- [Exercise objective]:
Below is a block of records; reproduce all of them exactly and leave out any pictures.

- [Data tied to figure images]:
::::
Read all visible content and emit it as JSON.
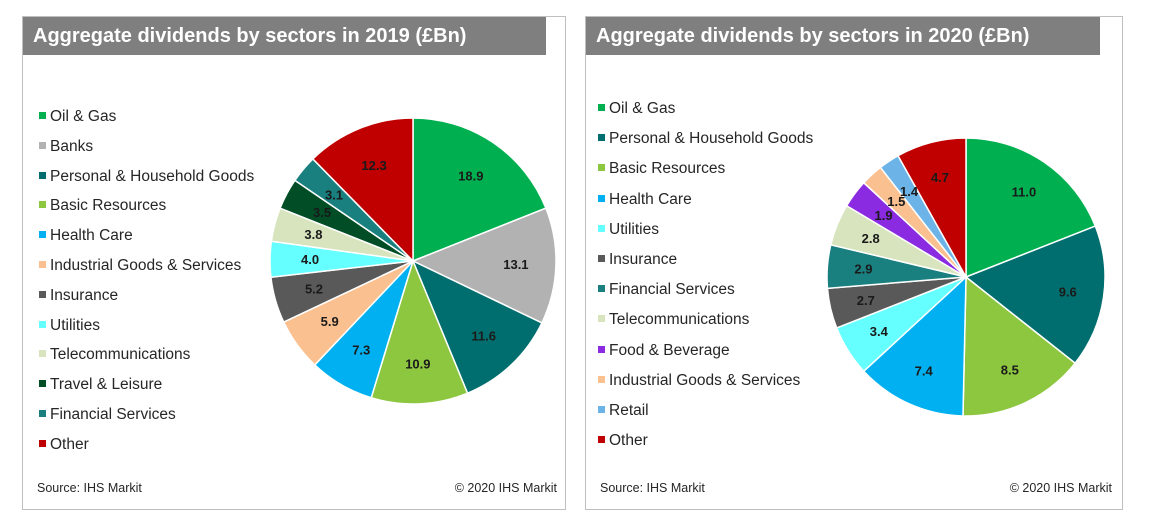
{
  "charts": [
    {
      "title": "Aggregate dividends by sectors in 2019 (£Bn)",
      "source": "Source: IHS Markit",
      "copyright": "© 2020 IHS Markit"
    },
    {
      "title": "Aggregate dividends by sectors in 2020 (£Bn)",
      "source": "Source: IHS Markit",
      "copyright": "© 2020 IHS Markit"
    }
  ],
  "chart_data": [
    {
      "type": "pie",
      "title": "Aggregate dividends by sectors in 2019 (£Bn)",
      "legend_position": "left",
      "slices": [
        {
          "label": "Oil & Gas",
          "value": 18.9,
          "value_label": "18.9",
          "color": "#00b050"
        },
        {
          "label": "Banks",
          "value": 13.1,
          "value_label": "13.1",
          "color": "#b2b2b2"
        },
        {
          "label": "Personal & Household Goods",
          "value": 11.6,
          "value_label": "11.6",
          "color": "#006e6e"
        },
        {
          "label": "Basic Resources",
          "value": 10.9,
          "value_label": "10.9",
          "color": "#8dc63f"
        },
        {
          "label": "Health Care",
          "value": 7.3,
          "value_label": "7.3",
          "color": "#00b0f0"
        },
        {
          "label": "Industrial Goods & Services",
          "value": 5.9,
          "value_label": "5.9",
          "color": "#fac090"
        },
        {
          "label": "Insurance",
          "value": 5.2,
          "value_label": "5.2",
          "color": "#595959"
        },
        {
          "label": "Utilities",
          "value": 4.0,
          "value_label": "4.0",
          "color": "#66ffff"
        },
        {
          "label": "Telecommunications",
          "value": 3.8,
          "value_label": "3.8",
          "color": "#d7e4bd"
        },
        {
          "label": "Travel & Leisure",
          "value": 3.5,
          "value_label": "3.5",
          "color": "#004d26"
        },
        {
          "label": "Financial Services",
          "value": 3.1,
          "value_label": "3.1",
          "color": "#1a7f7f"
        },
        {
          "label": "Other",
          "value": 12.3,
          "value_label": "12.3",
          "color": "#c00000"
        }
      ]
    },
    {
      "type": "pie",
      "title": "Aggregate dividends by sectors in 2020 (£Bn)",
      "legend_position": "left",
      "slices": [
        {
          "label": "Oil & Gas",
          "value": 11.0,
          "value_label": "11.0",
          "color": "#00b050"
        },
        {
          "label": "Personal & Household Goods",
          "value": 9.6,
          "value_label": "9.6",
          "color": "#006e6e"
        },
        {
          "label": "Basic Resources",
          "value": 8.5,
          "value_label": "8.5",
          "color": "#8dc63f"
        },
        {
          "label": "Health Care",
          "value": 7.4,
          "value_label": "7.4",
          "color": "#00b0f0"
        },
        {
          "label": "Utilities",
          "value": 3.4,
          "value_label": "3.4",
          "color": "#66ffff"
        },
        {
          "label": "Insurance",
          "value": 2.7,
          "value_label": "2.7",
          "color": "#595959"
        },
        {
          "label": "Financial Services",
          "value": 2.9,
          "value_label": "2.9",
          "color": "#1a7f7f"
        },
        {
          "label": "Telecommunications",
          "value": 2.8,
          "value_label": "2.8",
          "color": "#d7e4bd"
        },
        {
          "label": "Food & Beverage",
          "value": 1.9,
          "value_label": "1.9",
          "color": "#8a2be2"
        },
        {
          "label": "Industrial Goods & Services",
          "value": 1.5,
          "value_label": "1.5",
          "color": "#fac090"
        },
        {
          "label": "Retail",
          "value": 1.4,
          "value_label": "1.4",
          "color": "#6cb4e8"
        },
        {
          "label": "Other",
          "value": 4.7,
          "value_label": "4.7",
          "color": "#c00000"
        }
      ]
    }
  ]
}
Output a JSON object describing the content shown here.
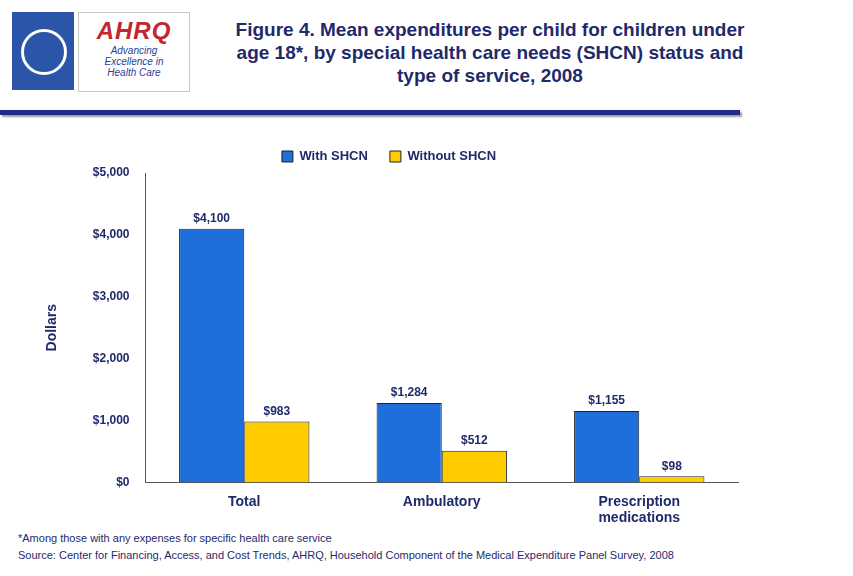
{
  "logo": {
    "name": "AHRQ",
    "tagline": [
      "Advancing",
      "Excellence in",
      "Health Care"
    ]
  },
  "chart_data": {
    "type": "bar",
    "title": "Figure 4. Mean expenditures per child for children under age 18*, by special health care needs (SHCN) status and type of service, 2008",
    "y_label": "Dollars",
    "categories": [
      "Total",
      "Ambulatory",
      "Prescription medications"
    ],
    "series": [
      {
        "name": "With SHCN",
        "color": "#1E6FD9",
        "values": [
          4100,
          1284,
          1155
        ],
        "value_labels": [
          "$4,100",
          "$1,284",
          "$1,155"
        ]
      },
      {
        "name": "Without SHCN",
        "color": "#FFCC00",
        "values": [
          983,
          512,
          98
        ],
        "value_labels": [
          "$983",
          "$512",
          "$98"
        ]
      }
    ],
    "ylim": [
      0,
      5000
    ],
    "yticks": [
      {
        "value": 0,
        "label": "$0"
      },
      {
        "value": 1000,
        "label": "$1,000"
      },
      {
        "value": 2000,
        "label": "$2,000"
      },
      {
        "value": 3000,
        "label": "$3,000"
      },
      {
        "value": 4000,
        "label": "$4,000"
      },
      {
        "value": 5000,
        "label": "$5,000"
      }
    ],
    "grid": false,
    "legend": "top",
    "data_labels": true,
    "footnote": "*Among those with any expenses for specific health care service",
    "source": "Source: Center for Financing, Access, and Cost Trends, AHRQ, Household Component of the Medical Expenditure Panel Survey,  2008"
  }
}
::::
- [Solution for this problem]:
Read all visible content and emit it as JSON.
{
  "charts": [
    {
      "title": "Aggregate dividends by sectors in 2019 (£Bn)",
      "source": "Source: IHS Markit",
      "copyright": "© 2020 IHS Markit"
    },
    {
      "title": "Aggregate dividends by sectors in 2020 (£Bn)",
      "source": "Source: IHS Markit",
      "copyright": "© 2020 IHS Markit"
    }
  ],
  "chart_data": [
    {
      "type": "pie",
      "title": "Aggregate dividends by sectors in 2019 (£Bn)",
      "legend_position": "left",
      "slices": [
        {
          "label": "Oil & Gas",
          "value": 18.9,
          "value_label": "18.9",
          "color": "#00b050"
        },
        {
          "label": "Banks",
          "value": 13.1,
          "value_label": "13.1",
          "color": "#b2b2b2"
        },
        {
          "label": "Personal & Household Goods",
          "value": 11.6,
          "value_label": "11.6",
          "color": "#006e6e"
        },
        {
          "label": "Basic Resources",
          "value": 10.9,
          "value_label": "10.9",
          "color": "#8dc63f"
        },
        {
          "label": "Health Care",
          "value": 7.3,
          "value_label": "7.3",
          "color": "#00b0f0"
        },
        {
          "label": "Industrial Goods & Services",
          "value": 5.9,
          "value_label": "5.9",
          "color": "#fac090"
        },
        {
          "label": "Insurance",
          "value": 5.2,
          "value_label": "5.2",
          "color": "#595959"
        },
        {
          "label": "Utilities",
          "value": 4.0,
          "value_label": "4.0",
          "color": "#66ffff"
        },
        {
          "label": "Telecommunications",
          "value": 3.8,
          "value_label": "3.8",
          "color": "#d7e4bd"
        },
        {
          "label": "Travel & Leisure",
          "value": 3.5,
          "value_label": "3.5",
          "color": "#004d26"
        },
        {
          "label": "Financial Services",
          "value": 3.1,
          "value_label": "3.1",
          "color": "#1a7f7f"
        },
        {
          "label": "Other",
          "value": 12.3,
          "value_label": "12.3",
          "color": "#c00000"
        }
      ]
    },
    {
      "type": "pie",
      "title": "Aggregate dividends by sectors in 2020 (£Bn)",
      "legend_position": "left",
      "slices": [
        {
          "label": "Oil & Gas",
          "value": 11.0,
          "value_label": "11.0",
          "color": "#00b050"
        },
        {
          "label": "Personal & Household Goods",
          "value": 9.6,
          "value_label": "9.6",
          "color": "#006e6e"
        },
        {
          "label": "Basic Resources",
          "value": 8.5,
          "value_label": "8.5",
          "color": "#8dc63f"
        },
        {
          "label": "Health Care",
          "value": 7.4,
          "value_label": "7.4",
          "color": "#00b0f0"
        },
        {
          "label": "Utilities",
          "value": 3.4,
          "value_label": "3.4",
          "color": "#66ffff"
        },
        {
          "label": "Insurance",
          "value": 2.7,
          "value_label": "2.7",
          "color": "#595959"
        },
        {
          "label": "Financial Services",
          "value": 2.9,
          "value_label": "2.9",
          "color": "#1a7f7f"
        },
        {
          "label": "Telecommunications",
          "value": 2.8,
          "value_label": "2.8",
          "color": "#d7e4bd"
        },
        {
          "label": "Food & Beverage",
          "value": 1.9,
          "value_label": "1.9",
          "color": "#8a2be2"
        },
        {
          "label": "Industrial Goods & Services",
          "value": 1.5,
          "value_label": "1.5",
          "color": "#fac090"
        },
        {
          "label": "Retail",
          "value": 1.4,
          "value_label": "1.4",
          "color": "#6cb4e8"
        },
        {
          "label": "Other",
          "value": 4.7,
          "value_label": "4.7",
          "color": "#c00000"
        }
      ]
    }
  ]
}
Output a JSON object describing the content shown here.
{
  "logo": {
    "name": "AHRQ",
    "tagline": [
      "Advancing",
      "Excellence in",
      "Health Care"
    ]
  },
  "chart_data": {
    "type": "bar",
    "title": "Figure 4. Mean expenditures per child for children under age 18*, by special health care needs (SHCN) status and type of service, 2008",
    "y_label": "Dollars",
    "categories": [
      "Total",
      "Ambulatory",
      "Prescription medications"
    ],
    "series": [
      {
        "name": "With SHCN",
        "color": "#1E6FD9",
        "values": [
          4100,
          1284,
          1155
        ],
        "value_labels": [
          "$4,100",
          "$1,284",
          "$1,155"
        ]
      },
      {
        "name": "Without SHCN",
        "color": "#FFCC00",
        "values": [
          983,
          512,
          98
        ],
        "value_labels": [
          "$983",
          "$512",
          "$98"
        ]
      }
    ],
    "ylim": [
      0,
      5000
    ],
    "yticks": [
      {
        "value": 0,
        "label": "$0"
      },
      {
        "value": 1000,
        "label": "$1,000"
      },
      {
        "value": 2000,
        "label": "$2,000"
      },
      {
        "value": 3000,
        "label": "$3,000"
      },
      {
        "value": 4000,
        "label": "$4,000"
      },
      {
        "value": 5000,
        "label": "$5,000"
      }
    ],
    "grid": false,
    "legend": "top",
    "data_labels": true,
    "footnote": "*Among those with any expenses for specific health care service",
    "source": "Source: Center for Financing, Access, and Cost Trends, AHRQ, Household Component of the Medical Expenditure Panel Survey,  2008"
  }
}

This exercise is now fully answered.